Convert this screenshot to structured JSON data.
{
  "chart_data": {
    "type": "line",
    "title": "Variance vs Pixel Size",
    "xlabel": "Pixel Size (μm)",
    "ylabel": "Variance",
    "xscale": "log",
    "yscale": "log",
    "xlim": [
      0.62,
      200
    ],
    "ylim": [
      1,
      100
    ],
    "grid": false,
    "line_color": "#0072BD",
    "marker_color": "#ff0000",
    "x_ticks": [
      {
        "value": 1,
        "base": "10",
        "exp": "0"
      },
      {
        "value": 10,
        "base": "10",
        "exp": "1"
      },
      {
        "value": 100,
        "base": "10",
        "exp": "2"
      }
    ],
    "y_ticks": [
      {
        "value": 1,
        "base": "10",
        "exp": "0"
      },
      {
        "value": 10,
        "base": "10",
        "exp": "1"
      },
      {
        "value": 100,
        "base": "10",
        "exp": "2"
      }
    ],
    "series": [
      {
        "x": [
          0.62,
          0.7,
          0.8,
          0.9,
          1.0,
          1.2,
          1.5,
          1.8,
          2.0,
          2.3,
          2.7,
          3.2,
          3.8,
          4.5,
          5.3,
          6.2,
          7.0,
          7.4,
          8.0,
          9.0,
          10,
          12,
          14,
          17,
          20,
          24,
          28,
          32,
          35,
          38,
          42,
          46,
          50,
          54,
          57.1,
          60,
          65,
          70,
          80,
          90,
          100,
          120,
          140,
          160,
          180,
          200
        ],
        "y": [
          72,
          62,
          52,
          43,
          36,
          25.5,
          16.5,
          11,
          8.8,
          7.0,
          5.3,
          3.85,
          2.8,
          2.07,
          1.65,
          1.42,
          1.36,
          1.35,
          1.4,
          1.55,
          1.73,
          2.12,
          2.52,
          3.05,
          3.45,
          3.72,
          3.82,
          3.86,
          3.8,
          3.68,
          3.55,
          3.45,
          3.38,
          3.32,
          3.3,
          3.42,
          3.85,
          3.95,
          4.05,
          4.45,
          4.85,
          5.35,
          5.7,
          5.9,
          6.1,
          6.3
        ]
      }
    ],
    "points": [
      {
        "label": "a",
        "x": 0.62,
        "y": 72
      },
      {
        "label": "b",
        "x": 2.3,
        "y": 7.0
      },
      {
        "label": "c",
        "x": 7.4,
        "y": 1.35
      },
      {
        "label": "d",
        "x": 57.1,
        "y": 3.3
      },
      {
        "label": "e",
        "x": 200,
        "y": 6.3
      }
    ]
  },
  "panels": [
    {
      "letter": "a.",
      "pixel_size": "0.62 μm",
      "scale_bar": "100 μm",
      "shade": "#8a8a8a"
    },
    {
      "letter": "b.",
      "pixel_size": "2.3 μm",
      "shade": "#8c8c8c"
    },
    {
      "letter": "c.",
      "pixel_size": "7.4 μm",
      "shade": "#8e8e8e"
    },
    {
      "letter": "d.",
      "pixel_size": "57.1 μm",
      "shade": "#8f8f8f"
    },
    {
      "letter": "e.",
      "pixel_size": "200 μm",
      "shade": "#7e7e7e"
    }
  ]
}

--- WRITTEN REQUEST ---
Repeat the data precisely, reproducing every entry.

--- RESULT ---
Convert this screenshot to structured JSON data.
{
  "chart_data": {
    "type": "line",
    "title": "Variance vs Pixel Size",
    "xlabel": "Pixel Size (μm)",
    "ylabel": "Variance",
    "xscale": "log",
    "yscale": "log",
    "xlim": [
      0.62,
      200
    ],
    "ylim": [
      1,
      100
    ],
    "grid": false,
    "line_color": "#0072BD",
    "marker_color": "#ff0000",
    "x_ticks": [
      {
        "value": 1,
        "base": "10",
        "exp": "0"
      },
      {
        "value": 10,
        "base": "10",
        "exp": "1"
      },
      {
        "value": 100,
        "base": "10",
        "exp": "2"
      }
    ],
    "y_ticks": [
      {
        "value": 1,
        "base": "10",
        "exp": "0"
      },
      {
        "value": 10,
        "base": "10",
        "exp": "1"
      },
      {
        "value": 100,
        "base": "10",
        "exp": "2"
      }
    ],
    "series": [
      {
        "x": [
          0.62,
          0.7,
          0.8,
          0.9,
          1.0,
          1.2,
          1.5,
          1.8,
          2.0,
          2.3,
          2.7,
          3.2,
          3.8,
          4.5,
          5.3,
          6.2,
          7.0,
          7.4,
          8.0,
          9.0,
          10,
          12,
          14,
          17,
          20,
          24,
          28,
          32,
          35,
          38,
          42,
          46,
          50,
          54,
          57.1,
          60,
          65,
          70,
          80,
          90,
          100,
          120,
          140,
          160,
          180,
          200
        ],
        "y": [
          72,
          62,
          52,
          43,
          36,
          25.5,
          16.5,
          11,
          8.8,
          7.0,
          5.3,
          3.85,
          2.8,
          2.07,
          1.65,
          1.42,
          1.36,
          1.35,
          1.4,
          1.55,
          1.73,
          2.12,
          2.52,
          3.05,
          3.45,
          3.72,
          3.82,
          3.86,
          3.8,
          3.68,
          3.55,
          3.45,
          3.38,
          3.32,
          3.3,
          3.42,
          3.85,
          3.95,
          4.05,
          4.45,
          4.85,
          5.35,
          5.7,
          5.9,
          6.1,
          6.3
        ]
      }
    ],
    "points": [
      {
        "label": "a",
        "x": 0.62,
        "y": 72
      },
      {
        "label": "b",
        "x": 2.3,
        "y": 7.0
      },
      {
        "label": "c",
        "x": 7.4,
        "y": 1.35
      },
      {
        "label": "d",
        "x": 57.1,
        "y": 3.3
      },
      {
        "label": "e",
        "x": 200,
        "y": 6.3
      }
    ]
  },
  "panels": [
    {
      "letter": "a.",
      "pixel_size": "0.62 μm",
      "scale_bar": "100 μm",
      "shade": "#8a8a8a"
    },
    {
      "letter": "b.",
      "pixel_size": "2.3 μm",
      "shade": "#8c8c8c"
    },
    {
      "letter": "c.",
      "pixel_size": "7.4 μm",
      "shade": "#8e8e8e"
    },
    {
      "letter": "d.",
      "pixel_size": "57.1 μm",
      "shade": "#8f8f8f"
    },
    {
      "letter": "e.",
      "pixel_size": "200 μm",
      "shade": "#7e7e7e"
    }
  ]
}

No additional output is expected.